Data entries

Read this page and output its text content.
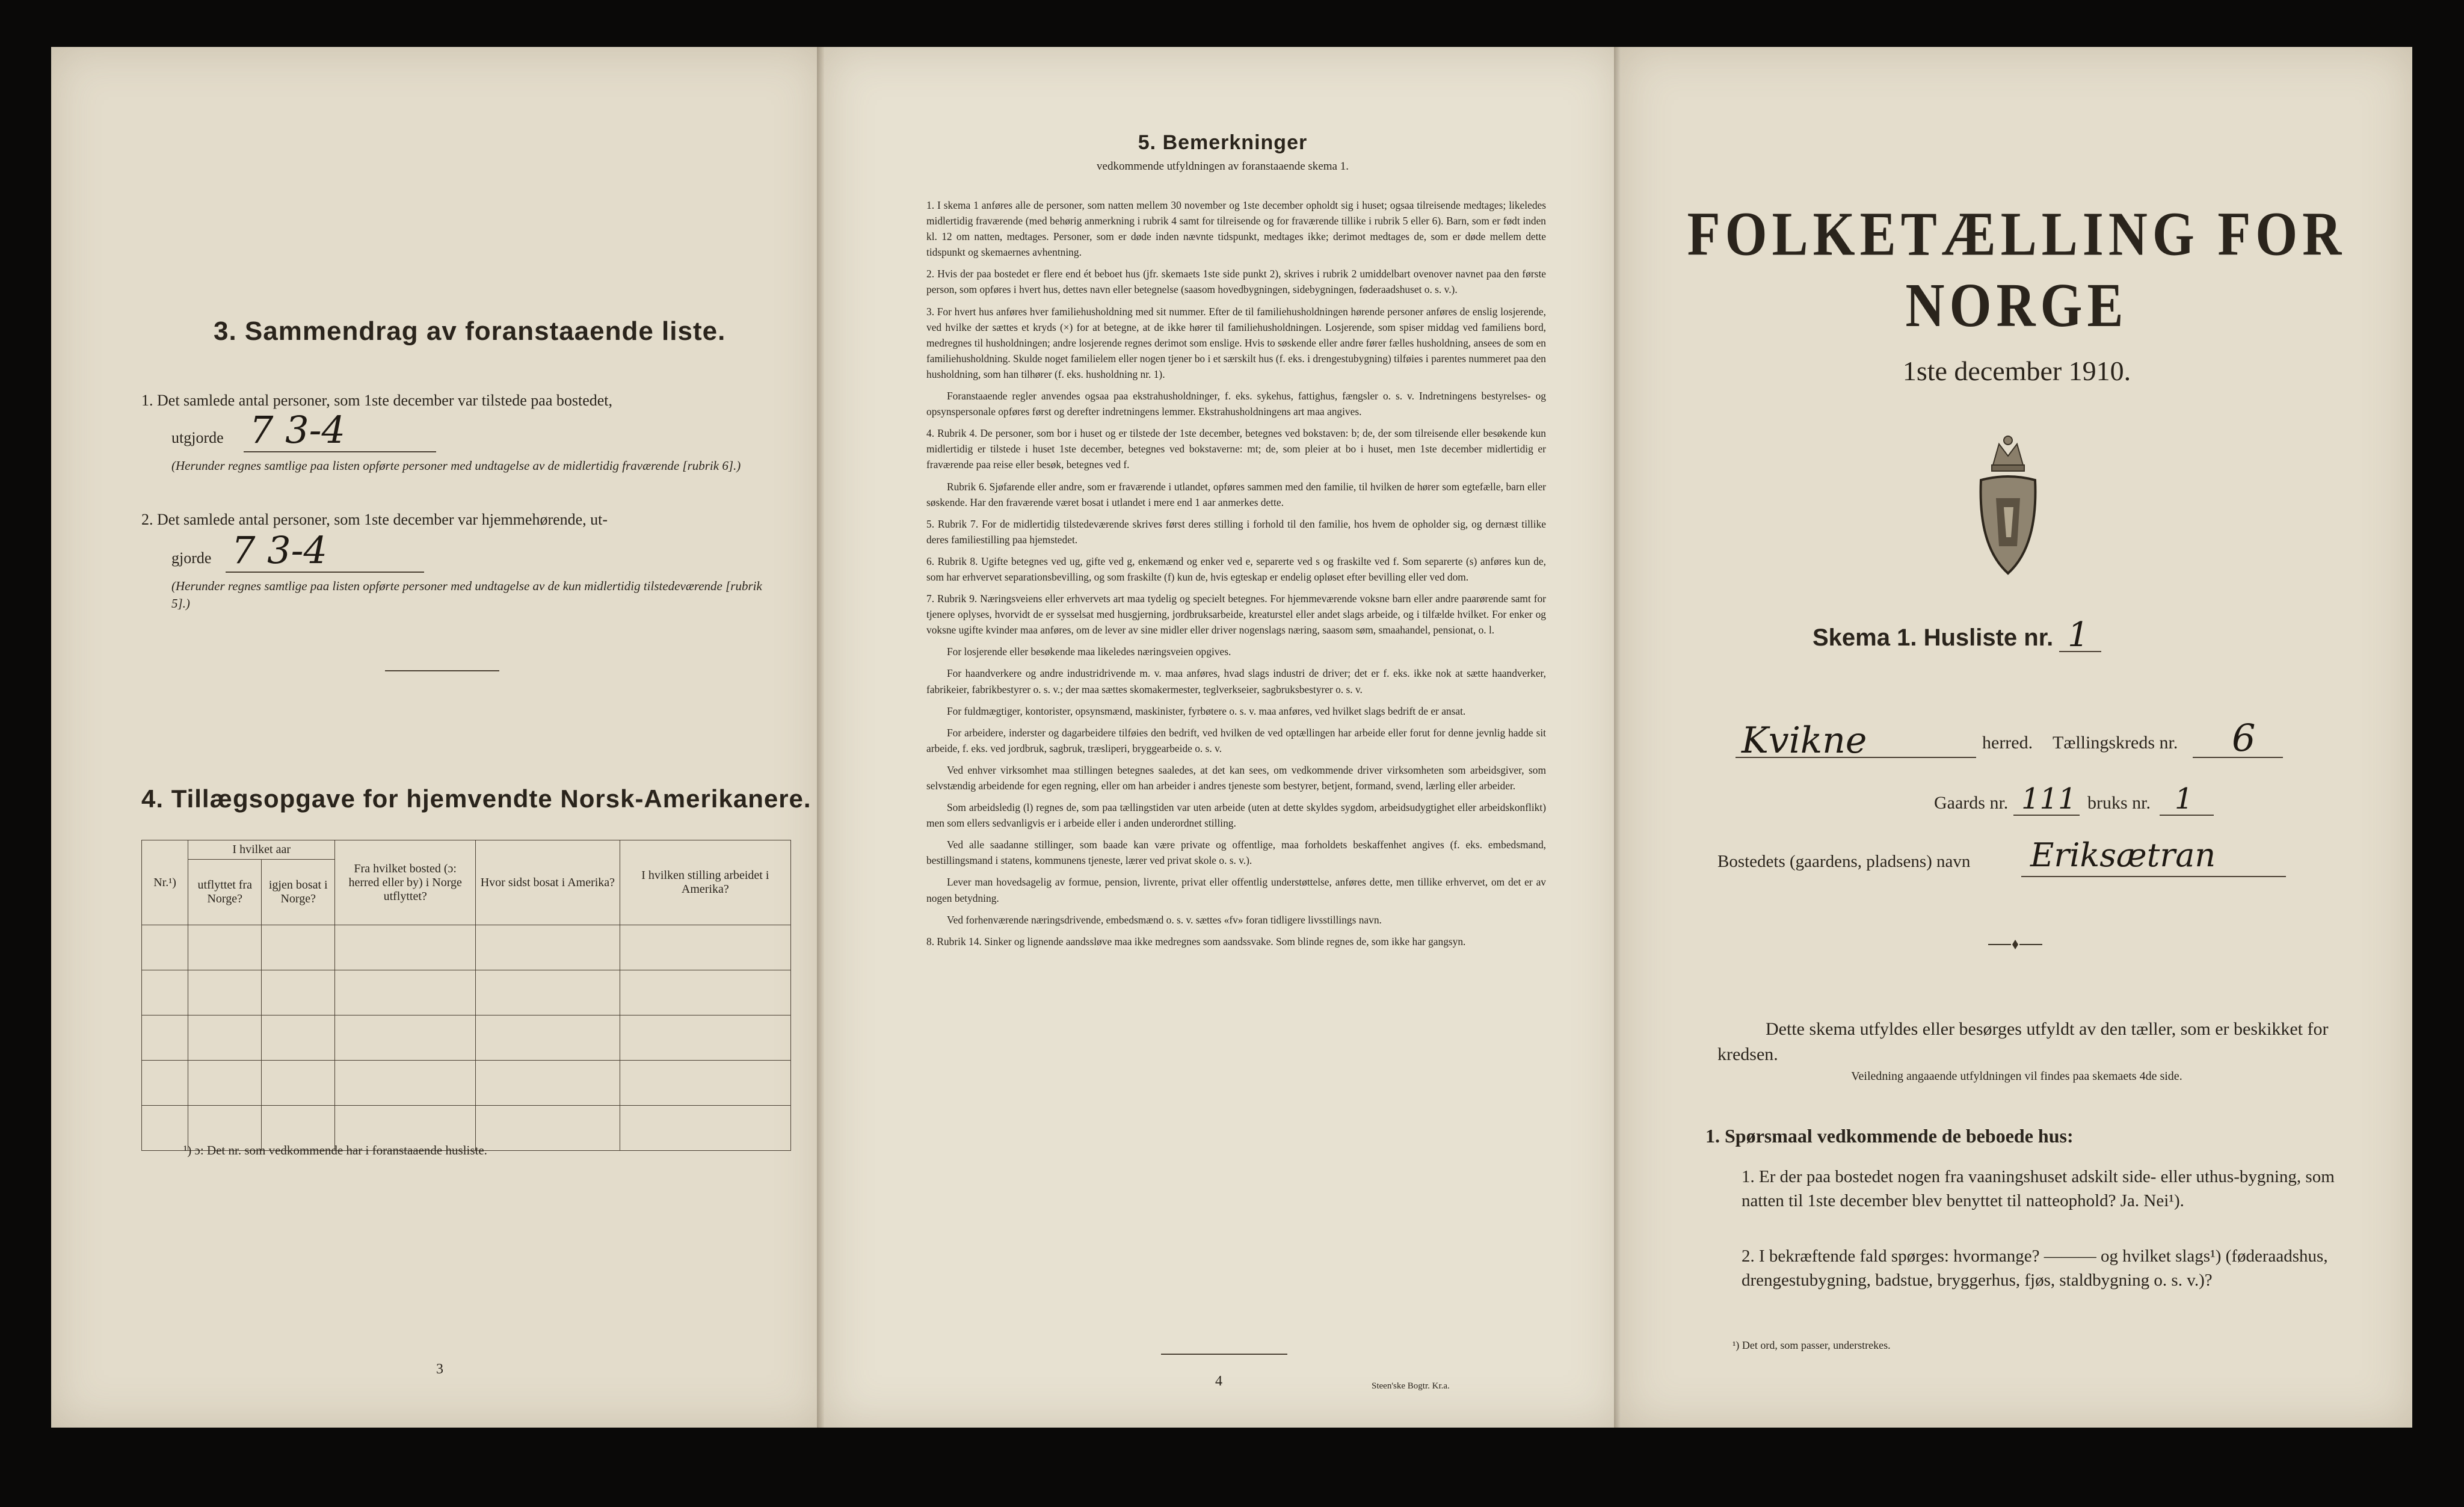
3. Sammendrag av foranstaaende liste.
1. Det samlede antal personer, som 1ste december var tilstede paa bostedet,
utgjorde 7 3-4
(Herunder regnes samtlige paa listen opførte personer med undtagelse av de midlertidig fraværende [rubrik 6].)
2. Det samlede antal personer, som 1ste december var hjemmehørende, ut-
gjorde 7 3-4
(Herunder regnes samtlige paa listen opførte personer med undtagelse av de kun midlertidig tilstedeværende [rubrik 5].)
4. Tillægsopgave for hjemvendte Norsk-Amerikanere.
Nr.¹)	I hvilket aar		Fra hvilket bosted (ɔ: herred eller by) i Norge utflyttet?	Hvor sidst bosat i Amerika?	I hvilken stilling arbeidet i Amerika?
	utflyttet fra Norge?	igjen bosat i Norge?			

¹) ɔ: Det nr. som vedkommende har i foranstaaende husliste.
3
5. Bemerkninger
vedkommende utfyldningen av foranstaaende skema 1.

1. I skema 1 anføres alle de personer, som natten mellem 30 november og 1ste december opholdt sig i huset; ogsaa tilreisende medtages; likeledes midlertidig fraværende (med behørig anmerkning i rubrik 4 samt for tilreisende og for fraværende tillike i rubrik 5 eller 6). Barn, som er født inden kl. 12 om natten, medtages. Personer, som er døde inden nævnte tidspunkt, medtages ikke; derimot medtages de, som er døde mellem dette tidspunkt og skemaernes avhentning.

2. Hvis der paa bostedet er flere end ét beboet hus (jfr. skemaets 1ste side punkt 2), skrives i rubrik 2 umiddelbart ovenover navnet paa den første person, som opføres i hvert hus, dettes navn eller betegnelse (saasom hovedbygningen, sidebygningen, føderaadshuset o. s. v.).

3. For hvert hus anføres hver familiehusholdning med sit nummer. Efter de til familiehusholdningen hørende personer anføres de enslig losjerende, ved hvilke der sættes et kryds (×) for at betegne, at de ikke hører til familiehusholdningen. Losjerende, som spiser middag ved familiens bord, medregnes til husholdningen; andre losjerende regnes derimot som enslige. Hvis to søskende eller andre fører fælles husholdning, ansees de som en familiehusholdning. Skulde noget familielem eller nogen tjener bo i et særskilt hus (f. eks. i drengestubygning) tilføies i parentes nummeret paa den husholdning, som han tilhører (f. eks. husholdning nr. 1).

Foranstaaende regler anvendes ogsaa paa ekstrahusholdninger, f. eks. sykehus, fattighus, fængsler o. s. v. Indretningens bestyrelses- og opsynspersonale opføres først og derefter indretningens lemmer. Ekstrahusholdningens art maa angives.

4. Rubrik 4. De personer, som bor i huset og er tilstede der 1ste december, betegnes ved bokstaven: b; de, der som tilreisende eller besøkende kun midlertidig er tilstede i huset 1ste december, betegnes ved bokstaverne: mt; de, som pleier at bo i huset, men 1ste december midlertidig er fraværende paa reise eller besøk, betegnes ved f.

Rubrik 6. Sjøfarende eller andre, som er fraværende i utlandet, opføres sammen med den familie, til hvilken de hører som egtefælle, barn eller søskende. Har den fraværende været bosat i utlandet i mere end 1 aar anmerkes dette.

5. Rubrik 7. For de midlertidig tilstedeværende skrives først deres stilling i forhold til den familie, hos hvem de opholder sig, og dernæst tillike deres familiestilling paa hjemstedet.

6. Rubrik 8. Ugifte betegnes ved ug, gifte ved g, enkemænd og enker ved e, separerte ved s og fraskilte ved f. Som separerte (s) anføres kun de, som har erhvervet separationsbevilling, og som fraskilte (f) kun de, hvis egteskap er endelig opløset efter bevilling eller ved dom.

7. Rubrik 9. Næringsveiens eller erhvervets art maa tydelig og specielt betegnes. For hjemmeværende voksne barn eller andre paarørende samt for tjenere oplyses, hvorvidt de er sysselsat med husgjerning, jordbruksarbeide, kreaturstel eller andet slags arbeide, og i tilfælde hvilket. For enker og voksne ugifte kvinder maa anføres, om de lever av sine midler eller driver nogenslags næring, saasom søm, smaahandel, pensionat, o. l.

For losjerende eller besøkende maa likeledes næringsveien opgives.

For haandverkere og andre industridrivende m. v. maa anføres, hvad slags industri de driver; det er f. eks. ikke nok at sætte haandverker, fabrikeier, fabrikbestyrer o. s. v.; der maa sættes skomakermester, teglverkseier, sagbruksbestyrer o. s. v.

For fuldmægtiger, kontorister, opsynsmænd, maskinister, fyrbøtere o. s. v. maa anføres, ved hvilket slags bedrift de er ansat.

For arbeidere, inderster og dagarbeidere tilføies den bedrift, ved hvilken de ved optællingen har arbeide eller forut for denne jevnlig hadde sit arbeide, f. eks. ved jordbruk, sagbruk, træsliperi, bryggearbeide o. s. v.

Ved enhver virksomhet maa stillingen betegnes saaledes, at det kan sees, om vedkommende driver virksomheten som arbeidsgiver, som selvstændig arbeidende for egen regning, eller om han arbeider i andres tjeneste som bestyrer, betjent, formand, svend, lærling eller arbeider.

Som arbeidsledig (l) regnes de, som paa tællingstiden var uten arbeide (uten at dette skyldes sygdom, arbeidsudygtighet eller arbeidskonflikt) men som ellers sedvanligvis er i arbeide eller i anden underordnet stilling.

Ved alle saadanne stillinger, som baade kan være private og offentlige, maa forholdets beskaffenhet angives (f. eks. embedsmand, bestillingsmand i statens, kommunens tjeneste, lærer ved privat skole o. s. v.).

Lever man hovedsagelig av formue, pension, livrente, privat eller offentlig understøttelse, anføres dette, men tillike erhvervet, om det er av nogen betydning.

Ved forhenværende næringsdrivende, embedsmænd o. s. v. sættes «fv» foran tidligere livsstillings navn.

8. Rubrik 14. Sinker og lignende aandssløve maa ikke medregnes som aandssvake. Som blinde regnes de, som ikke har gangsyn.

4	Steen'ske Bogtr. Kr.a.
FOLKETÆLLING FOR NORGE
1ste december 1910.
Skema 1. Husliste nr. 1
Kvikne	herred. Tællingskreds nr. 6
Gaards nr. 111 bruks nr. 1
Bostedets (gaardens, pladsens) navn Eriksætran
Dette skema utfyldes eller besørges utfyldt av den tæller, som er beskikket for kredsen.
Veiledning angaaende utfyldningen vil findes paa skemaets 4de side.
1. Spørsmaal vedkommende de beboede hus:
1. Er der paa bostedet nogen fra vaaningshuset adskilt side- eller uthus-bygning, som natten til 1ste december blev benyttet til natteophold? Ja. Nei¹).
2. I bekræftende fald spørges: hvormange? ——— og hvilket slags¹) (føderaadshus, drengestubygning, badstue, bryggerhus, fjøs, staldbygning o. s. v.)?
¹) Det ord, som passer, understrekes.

--

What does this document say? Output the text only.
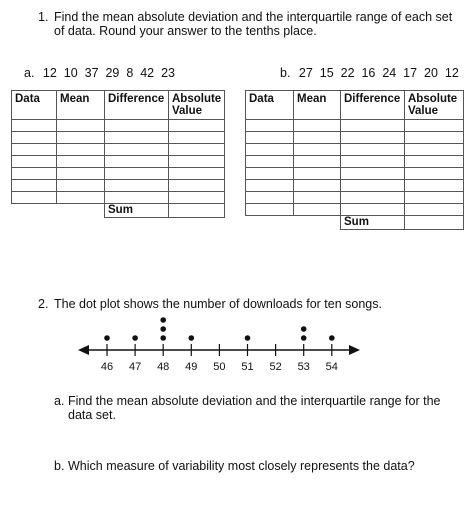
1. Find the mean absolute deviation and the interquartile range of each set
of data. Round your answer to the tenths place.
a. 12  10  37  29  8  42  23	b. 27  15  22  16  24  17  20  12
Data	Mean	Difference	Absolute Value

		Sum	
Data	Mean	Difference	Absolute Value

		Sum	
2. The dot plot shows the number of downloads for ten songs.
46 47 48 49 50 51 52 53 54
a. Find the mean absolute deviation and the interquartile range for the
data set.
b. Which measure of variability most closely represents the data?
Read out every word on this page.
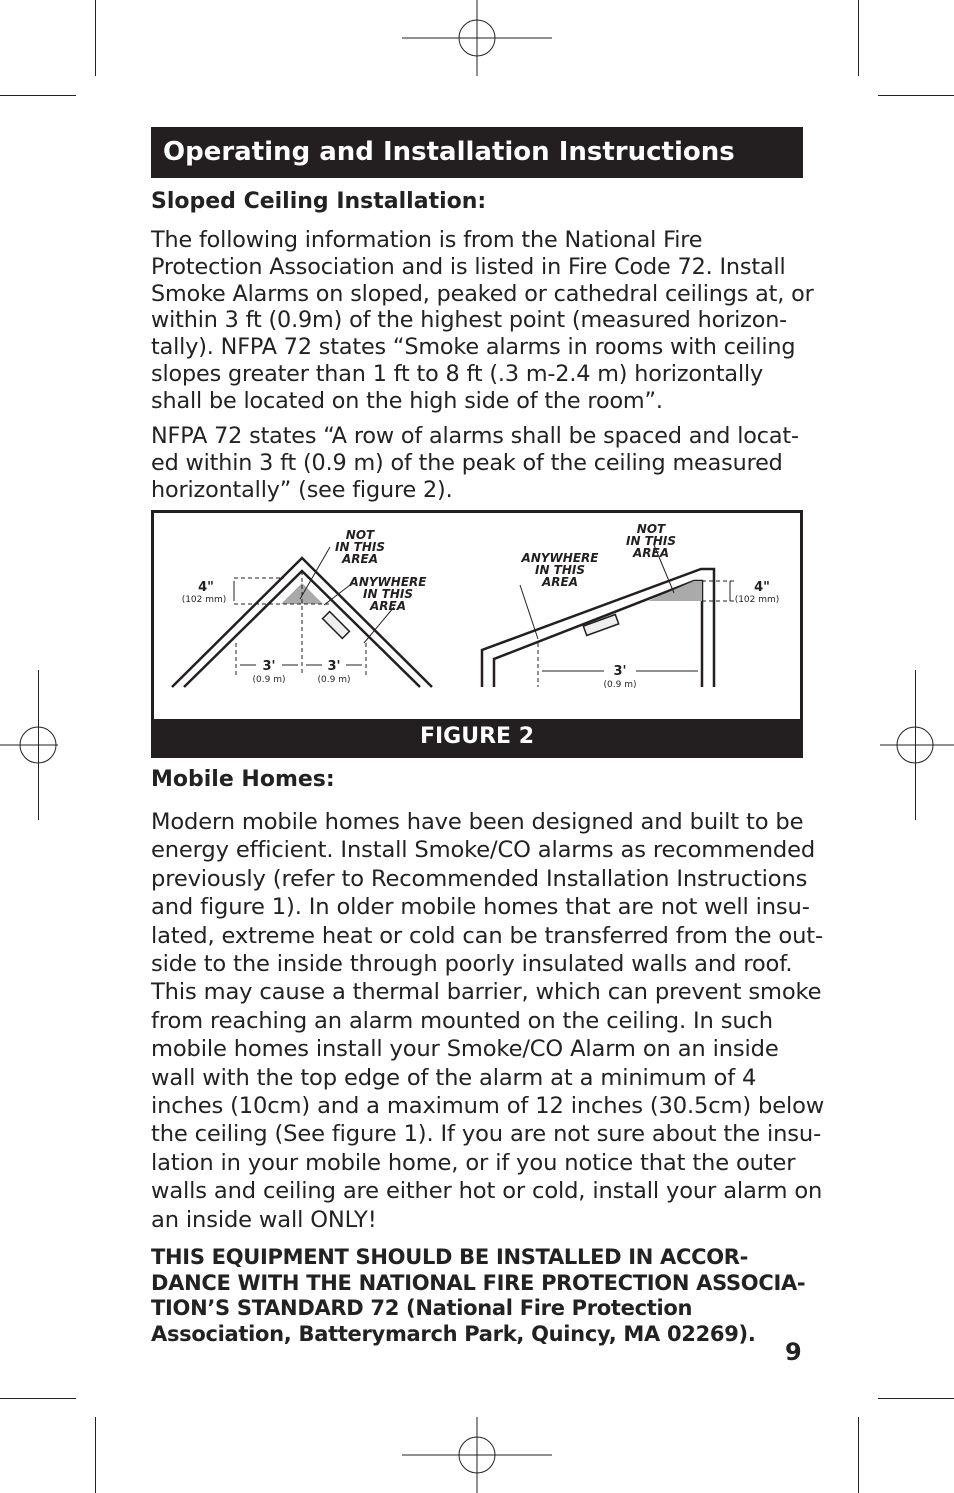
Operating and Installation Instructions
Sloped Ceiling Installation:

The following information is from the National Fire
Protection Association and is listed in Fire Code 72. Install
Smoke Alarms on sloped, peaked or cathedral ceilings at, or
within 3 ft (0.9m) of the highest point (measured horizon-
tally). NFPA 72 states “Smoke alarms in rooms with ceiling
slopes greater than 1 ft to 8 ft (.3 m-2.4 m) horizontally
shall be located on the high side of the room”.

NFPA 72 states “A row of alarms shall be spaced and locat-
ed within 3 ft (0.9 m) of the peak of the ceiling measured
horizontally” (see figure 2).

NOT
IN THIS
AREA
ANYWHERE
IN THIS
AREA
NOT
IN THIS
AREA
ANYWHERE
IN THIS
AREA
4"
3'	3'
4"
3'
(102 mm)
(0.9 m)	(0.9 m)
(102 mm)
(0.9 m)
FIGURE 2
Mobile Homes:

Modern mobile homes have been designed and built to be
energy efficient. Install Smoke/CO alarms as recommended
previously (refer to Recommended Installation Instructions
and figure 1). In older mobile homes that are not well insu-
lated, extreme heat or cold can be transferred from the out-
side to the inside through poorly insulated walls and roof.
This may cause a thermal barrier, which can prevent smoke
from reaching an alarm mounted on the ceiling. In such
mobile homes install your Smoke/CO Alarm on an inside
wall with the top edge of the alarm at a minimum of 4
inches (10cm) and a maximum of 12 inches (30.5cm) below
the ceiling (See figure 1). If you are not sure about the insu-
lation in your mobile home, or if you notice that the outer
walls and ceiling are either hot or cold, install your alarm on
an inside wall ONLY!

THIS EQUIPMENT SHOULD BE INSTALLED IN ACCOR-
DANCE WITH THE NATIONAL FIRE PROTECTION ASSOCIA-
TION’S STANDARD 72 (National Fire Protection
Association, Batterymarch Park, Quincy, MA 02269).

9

§ Instructions to follow
Find the word "within" in the entries, and copy every line it shows up in.

§ Result
within 3 ft (0.9m) of the highest point (measured horizon-
ed within 3 ft (0.9 m) of the peak of the ceiling measured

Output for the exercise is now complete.